TASK TO COMPLETE -
Transcribe every line, keeping it exact.

GIVEN DATA -
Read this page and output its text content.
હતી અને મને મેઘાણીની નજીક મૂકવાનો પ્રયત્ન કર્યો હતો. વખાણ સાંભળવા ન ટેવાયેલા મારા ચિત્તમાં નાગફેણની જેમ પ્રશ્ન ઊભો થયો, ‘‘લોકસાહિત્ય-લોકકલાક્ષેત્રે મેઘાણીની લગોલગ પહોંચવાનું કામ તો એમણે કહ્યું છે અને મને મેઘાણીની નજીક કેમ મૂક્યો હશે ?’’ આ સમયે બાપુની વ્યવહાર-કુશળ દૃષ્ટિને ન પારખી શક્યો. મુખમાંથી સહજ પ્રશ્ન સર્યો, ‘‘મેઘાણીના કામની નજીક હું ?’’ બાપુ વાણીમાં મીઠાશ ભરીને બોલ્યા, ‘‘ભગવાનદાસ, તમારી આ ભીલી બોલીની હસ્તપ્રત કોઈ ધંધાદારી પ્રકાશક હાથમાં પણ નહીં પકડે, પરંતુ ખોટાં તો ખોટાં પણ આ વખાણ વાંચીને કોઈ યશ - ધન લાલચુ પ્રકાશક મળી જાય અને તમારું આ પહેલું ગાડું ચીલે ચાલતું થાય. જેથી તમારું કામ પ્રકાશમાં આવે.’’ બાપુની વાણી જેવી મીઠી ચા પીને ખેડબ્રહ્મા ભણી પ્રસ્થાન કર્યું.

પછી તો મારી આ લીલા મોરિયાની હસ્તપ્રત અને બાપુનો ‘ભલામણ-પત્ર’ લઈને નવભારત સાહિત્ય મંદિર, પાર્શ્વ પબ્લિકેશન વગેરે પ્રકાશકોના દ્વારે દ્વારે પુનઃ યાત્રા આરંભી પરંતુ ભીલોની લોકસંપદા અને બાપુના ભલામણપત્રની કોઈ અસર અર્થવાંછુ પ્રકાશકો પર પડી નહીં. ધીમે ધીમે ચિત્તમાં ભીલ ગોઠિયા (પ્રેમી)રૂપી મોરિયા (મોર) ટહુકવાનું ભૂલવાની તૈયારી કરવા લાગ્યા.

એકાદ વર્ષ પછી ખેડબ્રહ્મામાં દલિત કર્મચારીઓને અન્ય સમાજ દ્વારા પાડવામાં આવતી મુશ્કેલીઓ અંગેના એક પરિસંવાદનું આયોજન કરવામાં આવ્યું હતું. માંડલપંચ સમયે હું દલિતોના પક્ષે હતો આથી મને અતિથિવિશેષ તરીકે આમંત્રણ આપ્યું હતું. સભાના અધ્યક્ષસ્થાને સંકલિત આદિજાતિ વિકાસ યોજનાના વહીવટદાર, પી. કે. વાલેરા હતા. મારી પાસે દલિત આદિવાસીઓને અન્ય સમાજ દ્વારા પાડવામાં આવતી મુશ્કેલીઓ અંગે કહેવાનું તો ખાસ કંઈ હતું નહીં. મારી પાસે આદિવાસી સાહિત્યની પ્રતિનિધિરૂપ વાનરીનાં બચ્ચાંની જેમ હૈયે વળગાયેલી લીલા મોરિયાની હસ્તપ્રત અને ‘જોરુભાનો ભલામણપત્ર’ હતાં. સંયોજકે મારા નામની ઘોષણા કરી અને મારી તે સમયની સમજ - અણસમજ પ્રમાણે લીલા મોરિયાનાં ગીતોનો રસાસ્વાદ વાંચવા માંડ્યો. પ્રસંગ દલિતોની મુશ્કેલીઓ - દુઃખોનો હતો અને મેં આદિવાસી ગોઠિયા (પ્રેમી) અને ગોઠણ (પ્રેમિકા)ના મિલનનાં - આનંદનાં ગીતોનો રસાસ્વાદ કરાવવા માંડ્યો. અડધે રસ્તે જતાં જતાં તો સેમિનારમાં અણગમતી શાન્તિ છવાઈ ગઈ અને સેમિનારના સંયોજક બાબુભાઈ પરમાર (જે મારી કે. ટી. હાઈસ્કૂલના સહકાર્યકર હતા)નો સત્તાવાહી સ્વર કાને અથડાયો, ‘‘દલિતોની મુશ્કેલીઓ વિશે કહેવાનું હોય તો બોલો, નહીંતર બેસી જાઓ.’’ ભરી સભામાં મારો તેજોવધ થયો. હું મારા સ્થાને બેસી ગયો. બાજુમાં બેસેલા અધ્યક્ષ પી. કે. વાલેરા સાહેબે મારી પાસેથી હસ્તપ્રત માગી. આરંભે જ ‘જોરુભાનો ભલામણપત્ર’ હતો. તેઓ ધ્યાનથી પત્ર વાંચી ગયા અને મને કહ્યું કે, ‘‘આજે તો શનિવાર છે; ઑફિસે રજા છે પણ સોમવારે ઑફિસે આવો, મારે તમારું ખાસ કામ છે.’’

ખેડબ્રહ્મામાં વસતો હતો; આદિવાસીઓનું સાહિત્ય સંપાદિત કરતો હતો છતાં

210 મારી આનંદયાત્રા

WRITTEN REPLY -
Read this page and output its text content.
હતી અને મને મેઘાણીની નજીક મૂકવાનો પ્રયત્ન કર્યો હતો. વખાણ સાંભળવા ન ટેવાયેલા મારા ચિત્તમાં નાગફેણની જેમ પ્રશ્ન ઊભો થયો, ‘‘લોકસાહિત્ય-લોકકલાક્ષેત્રે મેઘાણીની લગોલગ પહોંચવાનું કામ તો એમણે કહ્યું છે અને મને મેઘાણીની નજીક કેમ મૂક્યો હશે ?’’ આ સમયે બાપુની વ્યવહાર-કુશળ દૃષ્ટિને ન પારખી શક્યો. મુખમાંથી સહજ પ્રશ્ન સર્યો, ‘‘મેઘાણીના કામની નજીક હું ?’’ બાપુ વાણીમાં મીઠાશ ભરીને બોલ્યા, ‘‘ભગવાનદાસ, તમારી આ ભીલી બોલીની હસ્તપ્રત કોઈ ધંધાદારી પ્રકાશક હાથમાં પણ નહીં પકડે, પરંતુ ખોટાં તો ખોટાં પણ આ વખાણ વાંચીને કોઈ યશ - ધન લાલચુ પ્રકાશક મળી જાય અને તમારું આ પહેલું ગાડું ચીલે ચાલતું થાય. જેથી તમારું કામ પ્રકાશમાં આવે.’’ બાપુની વાણી જેવી મીઠી ચા પીને ખેડબ્રહ્મા ભણી પ્રસ્થાન કર્યું.

પછી તો મારી આ લીલા મોરિયાની હસ્તપ્રત અને બાપુનો ‘ભલામણ-પત્ર’ લઈને નવભારત સાહિત્ય મંદિર, પાર્શ્વ પબ્લિકેશન વગેરે પ્રકાશકોના દ્વારે દ્વારે પુનઃ યાત્રા આરંભી પરંતુ ભીલોની લોકસંપદા અને બાપુના ભલામણપત્રની કોઈ અસર અર્થવાંછુ પ્રકાશકો પર પડી નહીં. ધીમે ધીમે ચિત્તમાં ભીલ ગોઠિયા (પ્રેમી)રૂપી મોરિયા (મોર) ટહુકવાનું ભૂલવાની તૈયારી કરવા લાગ્યા.

એકાદ વર્ષ પછી ખેડબ્રહ્મામાં દલિત કર્મચારીઓને અન્ય સમાજ દ્વારા પાડવામાં આવતી મુશ્કેલીઓ અંગેના એક પરિસંવાદનું આયોજન કરવામાં આવ્યું હતું. માંડલપંચ સમયે હું દલિતોના પક્ષે હતો આથી મને અતિથિવિશેષ તરીકે આમંત્રણ આપ્યું હતું. સભાના અધ્યક્ષસ્થાને સંકલિત આદિજાતિ વિકાસ યોજનાના વહીવટદાર, પી. કે. વાલેરા હતા. મારી પાસે દલિત આદિવાસીઓને અન્ય સમાજ દ્વારા પાડવામાં આવતી મુશ્કેલીઓ અંગે કહેવાનું તો ખાસ કંઈ હતું નહીં. મારી પાસે આદિવાસી સાહિત્યની પ્રતિનિધિરૂપ વાનરીનાં બચ્ચાંની જેમ હૈયે વળગાયેલી લીલા મોરિયાની હસ્તપ્રત અને ‘જોરુભાનો ભલામણપત્ર’ હતાં. સંયોજકે મારા નામની ઘોષણા કરી અને મારી તે સમયની સમજ - અણસમજ પ્રમાણે લીલા મોરિયાનાં ગીતોનો રસાસ્વાદ વાંચવા માંડ્યો. પ્રસંગ દલિતોની મુશ્કેલીઓ - દુઃખોનો હતો અને મેં આદિવાસી ગોઠિયા (પ્રેમી) અને ગોઠણ (પ્રેમિકા)ના મિલનનાં - આનંદનાં ગીતોનો રસાસ્વાદ કરાવવા માંડ્યો. અડધે રસ્તે જતાં જતાં તો સેમિનારમાં અણગમતી શાન્તિ છવાઈ ગઈ અને સેમિનારના સંયોજક બાબુભાઈ પરમાર (જે મારી કે. ટી. હાઈસ્કૂલના સહકાર્યકર હતા)નો સત્તાવાહી સ્વર કાને અથડાયો, ‘‘દલિતોની મુશ્કેલીઓ વિશે કહેવાનું હોય તો બોલો, નહીંતર બેસી જાઓ.’’ ભરી સભામાં મારો તેજોવધ થયો. હું મારા સ્થાને બેસી ગયો. બાજુમાં બેસેલા અધ્યક્ષ પી. કે. વાલેરા સાહેબે મારી પાસેથી હસ્તપ્રત માગી. આરંભે જ ‘જોરુભાનો ભલામણપત્ર’ હતો. તેઓ ધ્યાનથી પત્ર વાંચી ગયા અને મને કહ્યું કે, ‘‘આજે તો શનિવાર છે; ઑફિસે રજા છે પણ સોમવારે ઑફિસે આવો, મારે તમારું ખાસ કામ છે.’’

ખેડબ્રહ્મામાં વસતો હતો; આદિવાસીઓનું સાહિત્ય સંપાદિત કરતો હતો છતાં

210 મારી આનંદયાત્રા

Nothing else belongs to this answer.